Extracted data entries
* * * * * * * * *
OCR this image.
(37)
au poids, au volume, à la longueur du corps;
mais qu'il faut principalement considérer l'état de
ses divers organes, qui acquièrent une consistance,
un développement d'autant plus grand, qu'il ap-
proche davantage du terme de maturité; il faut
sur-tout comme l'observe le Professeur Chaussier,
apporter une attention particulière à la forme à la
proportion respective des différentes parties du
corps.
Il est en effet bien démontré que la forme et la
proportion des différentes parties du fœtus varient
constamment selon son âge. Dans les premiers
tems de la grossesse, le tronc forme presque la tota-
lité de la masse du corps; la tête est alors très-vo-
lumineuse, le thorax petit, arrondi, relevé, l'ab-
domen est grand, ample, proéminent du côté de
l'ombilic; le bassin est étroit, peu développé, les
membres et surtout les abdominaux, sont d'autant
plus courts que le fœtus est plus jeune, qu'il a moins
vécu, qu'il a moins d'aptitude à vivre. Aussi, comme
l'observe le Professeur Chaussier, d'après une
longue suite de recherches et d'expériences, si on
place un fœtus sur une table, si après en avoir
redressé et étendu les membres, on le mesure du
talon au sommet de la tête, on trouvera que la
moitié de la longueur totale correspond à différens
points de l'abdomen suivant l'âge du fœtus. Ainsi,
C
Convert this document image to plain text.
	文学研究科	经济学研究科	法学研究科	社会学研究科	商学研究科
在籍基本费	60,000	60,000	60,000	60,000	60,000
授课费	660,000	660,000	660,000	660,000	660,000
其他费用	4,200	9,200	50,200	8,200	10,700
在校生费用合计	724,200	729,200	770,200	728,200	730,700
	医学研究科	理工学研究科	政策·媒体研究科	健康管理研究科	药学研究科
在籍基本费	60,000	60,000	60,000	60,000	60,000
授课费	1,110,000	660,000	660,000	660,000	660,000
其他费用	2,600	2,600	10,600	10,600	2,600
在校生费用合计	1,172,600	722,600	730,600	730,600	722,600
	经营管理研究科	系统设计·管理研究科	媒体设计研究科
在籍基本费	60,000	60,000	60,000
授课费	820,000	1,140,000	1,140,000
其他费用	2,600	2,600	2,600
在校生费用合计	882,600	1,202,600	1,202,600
* * * * * * * * *
• [What is expected]: The answer should be a single number: the count of lines in the data that include the string "Professeur".

• [Written solution]: 2